Objective
Copy out every record below with complete accuracy.

── Task input ──

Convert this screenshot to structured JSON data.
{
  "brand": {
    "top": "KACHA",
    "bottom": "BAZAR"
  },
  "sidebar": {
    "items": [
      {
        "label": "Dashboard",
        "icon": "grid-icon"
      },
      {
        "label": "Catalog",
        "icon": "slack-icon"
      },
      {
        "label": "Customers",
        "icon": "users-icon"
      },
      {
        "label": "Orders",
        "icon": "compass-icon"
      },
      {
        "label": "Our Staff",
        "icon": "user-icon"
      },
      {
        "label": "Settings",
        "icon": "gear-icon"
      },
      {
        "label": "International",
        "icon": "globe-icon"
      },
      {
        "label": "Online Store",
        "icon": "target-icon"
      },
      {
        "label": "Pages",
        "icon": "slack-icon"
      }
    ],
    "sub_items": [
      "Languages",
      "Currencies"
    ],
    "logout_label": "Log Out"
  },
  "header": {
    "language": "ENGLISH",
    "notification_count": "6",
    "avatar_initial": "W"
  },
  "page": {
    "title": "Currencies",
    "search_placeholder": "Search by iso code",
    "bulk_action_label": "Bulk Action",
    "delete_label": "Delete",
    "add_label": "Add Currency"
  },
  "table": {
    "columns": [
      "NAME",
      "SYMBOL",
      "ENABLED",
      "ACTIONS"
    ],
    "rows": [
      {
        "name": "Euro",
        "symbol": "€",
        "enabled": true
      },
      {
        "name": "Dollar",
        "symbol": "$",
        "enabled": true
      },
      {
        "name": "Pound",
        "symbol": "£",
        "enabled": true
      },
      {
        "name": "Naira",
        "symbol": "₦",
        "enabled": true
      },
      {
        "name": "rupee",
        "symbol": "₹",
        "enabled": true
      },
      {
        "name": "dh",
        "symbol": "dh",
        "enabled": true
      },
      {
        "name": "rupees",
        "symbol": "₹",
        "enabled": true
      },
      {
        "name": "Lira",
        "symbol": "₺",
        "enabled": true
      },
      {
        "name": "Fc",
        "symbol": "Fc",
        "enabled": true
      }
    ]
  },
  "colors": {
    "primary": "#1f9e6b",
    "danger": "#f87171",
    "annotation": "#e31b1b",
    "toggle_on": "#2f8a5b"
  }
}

───

Final result
Convert this screenshot to structured JSON data.
{
  "brand": {
    "top": "KACHA",
    "bottom": "BAZAR"
  },
  "sidebar": {
    "items": [
      {
        "label": "Dashboard",
        "icon": "grid-icon"
      },
      {
        "label": "Catalog",
        "icon": "slack-icon"
      },
      {
        "label": "Customers",
        "icon": "users-icon"
      },
      {
        "label": "Orders",
        "icon": "compass-icon"
      },
      {
        "label": "Our Staff",
        "icon": "user-icon"
      },
      {
        "label": "Settings",
        "icon": "gear-icon"
      },
      {
        "label": "International",
        "icon": "globe-icon"
      },
      {
        "label": "Online Store",
        "icon": "target-icon"
      },
      {
        "label": "Pages",
        "icon": "slack-icon"
      }
    ],
    "sub_items": [
      "Languages",
      "Currencies"
    ],
    "logout_label": "Log Out"
  },
  "header": {
    "language": "ENGLISH",
    "notification_count": "6",
    "avatar_initial": "W"
  },
  "page": {
    "title": "Currencies",
    "search_placeholder": "Search by iso code",
    "bulk_action_label": "Bulk Action",
    "delete_label": "Delete",
    "add_label": "Add Currency"
  },
  "table": {
    "columns": [
      "NAME",
      "SYMBOL",
      "ENABLED",
      "ACTIONS"
    ],
    "rows": [
      {
        "name": "Euro",
        "symbol": "€",
        "enabled": true
      },
      {
        "name": "Dollar",
        "symbol": "$",
        "enabled": true
      },
      {
        "name": "Pound",
        "symbol": "£",
        "enabled": true
      },
      {
        "name": "Naira",
        "symbol": "₦",
        "enabled": true
      },
      {
        "name": "rupee",
        "symbol": "₹",
        "enabled": true
      },
      {
        "name": "dh",
        "symbol": "dh",
        "enabled": true
      },
      {
        "name": "rupees",
        "symbol": "₹",
        "enabled": true
      },
      {
        "name": "Lira",
        "symbol": "₺",
        "enabled": true
      },
      {
        "name": "Fc",
        "symbol": "Fc",
        "enabled": true
      }
    ]
  },
  "colors": {
    "primary": "#1f9e6b",
    "danger": "#f87171",
    "annotation": "#e31b1b",
    "toggle_on": "#2f8a5b"
  }
}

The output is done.